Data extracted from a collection
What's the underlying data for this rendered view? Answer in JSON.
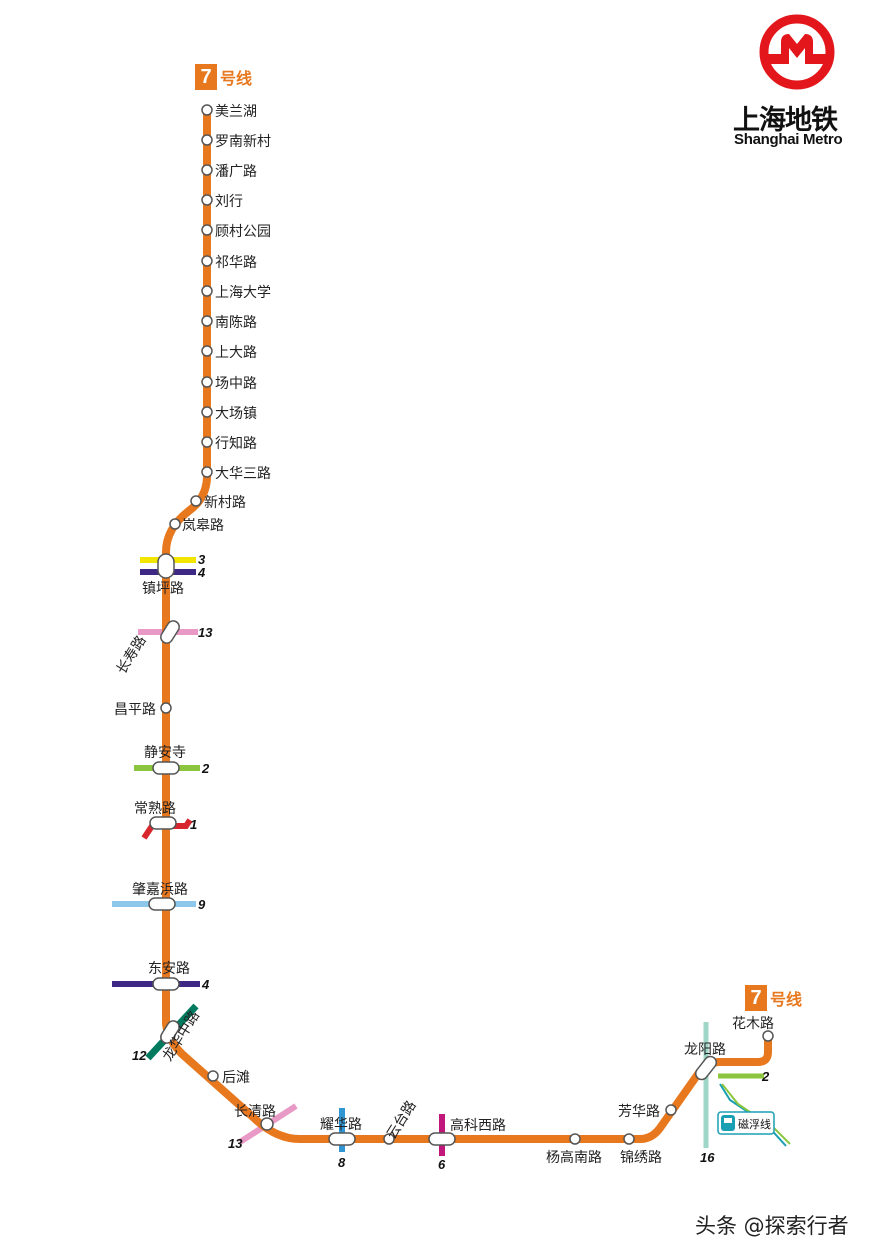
{
  "line_label": {
    "number": "7",
    "text": "号线"
  },
  "brand": {
    "name_zh": "上海地铁",
    "name_en": "Shanghai Metro"
  },
  "watermark": "头条 @探索行者",
  "colors": {
    "line7": "#e8781e",
    "line1": "#d8262e",
    "line2": "#8cc63f",
    "line3": "#f2e500",
    "line4": "#3e2885",
    "line6": "#c2177a",
    "line8": "#2f96d3",
    "line9": "#8dc8ea",
    "line12": "#007a5e",
    "line13": "#e899c5",
    "line16": "#9ed6c7",
    "maglev": "#1b9fb5",
    "logo": "#e3161b"
  },
  "maglev": {
    "label": "磁浮线",
    "icon": "maglev-train-icon"
  },
  "stations": [
    {
      "id": "meilanhu",
      "name": "美兰湖",
      "transfers": []
    },
    {
      "id": "luonanxincun",
      "name": "罗南新村",
      "transfers": []
    },
    {
      "id": "panguanglu",
      "name": "潘广路",
      "transfers": []
    },
    {
      "id": "liuhang",
      "name": "刘行",
      "transfers": []
    },
    {
      "id": "gucungongyuan",
      "name": "顾村公园",
      "transfers": []
    },
    {
      "id": "qihualu",
      "name": "祁华路",
      "transfers": []
    },
    {
      "id": "shanghaidaxue",
      "name": "上海大学",
      "transfers": []
    },
    {
      "id": "nanchenlu",
      "name": "南陈路",
      "transfers": []
    },
    {
      "id": "shangdalu",
      "name": "上大路",
      "transfers": []
    },
    {
      "id": "changzhonglu",
      "name": "场中路",
      "transfers": []
    },
    {
      "id": "dachangzhen",
      "name": "大场镇",
      "transfers": []
    },
    {
      "id": "xingzhilu",
      "name": "行知路",
      "transfers": []
    },
    {
      "id": "dahuasanlu",
      "name": "大华三路",
      "transfers": []
    },
    {
      "id": "xincunlu",
      "name": "新村路",
      "transfers": []
    },
    {
      "id": "langaolu",
      "name": "岚皋路",
      "transfers": []
    },
    {
      "id": "zhenpinglu",
      "name": "镇坪路",
      "transfers": [
        "3",
        "4"
      ]
    },
    {
      "id": "changshoulu",
      "name": "长寿路",
      "transfers": [
        "13"
      ]
    },
    {
      "id": "changpinglu",
      "name": "昌平路",
      "transfers": []
    },
    {
      "id": "jingansi",
      "name": "静安寺",
      "transfers": [
        "2"
      ]
    },
    {
      "id": "changshulu",
      "name": "常熟路",
      "transfers": [
        "1"
      ]
    },
    {
      "id": "zhaojiabanglu",
      "name": "肇嘉浜路",
      "transfers": [
        "9"
      ]
    },
    {
      "id": "donganlu",
      "name": "东安路",
      "transfers": [
        "4"
      ]
    },
    {
      "id": "longhuazhonglu",
      "name": "龙华中路",
      "transfers": [
        "12"
      ]
    },
    {
      "id": "houtan",
      "name": "后滩",
      "transfers": []
    },
    {
      "id": "changqinglu",
      "name": "长清路",
      "transfers": [
        "13"
      ]
    },
    {
      "id": "yaohualu",
      "name": "耀华路",
      "transfers": [
        "8"
      ]
    },
    {
      "id": "yuntailu",
      "name": "云台路",
      "transfers": []
    },
    {
      "id": "gaokexilu",
      "name": "高科西路",
      "transfers": [
        "6"
      ]
    },
    {
      "id": "yanggaonanlu",
      "name": "杨高南路",
      "transfers": []
    },
    {
      "id": "jinxiulu",
      "name": "锦绣路",
      "transfers": []
    },
    {
      "id": "fanghualu",
      "name": "芳华路",
      "transfers": []
    },
    {
      "id": "longyanglu",
      "name": "龙阳路",
      "transfers": [
        "2",
        "16",
        "磁浮线"
      ]
    },
    {
      "id": "huamulu",
      "name": "花木路",
      "transfers": []
    }
  ]
}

**Exercise goal**
Establish how many lines of the material above hold the word "maglev". Nothing but the count should be returned.

**Problem solution**
3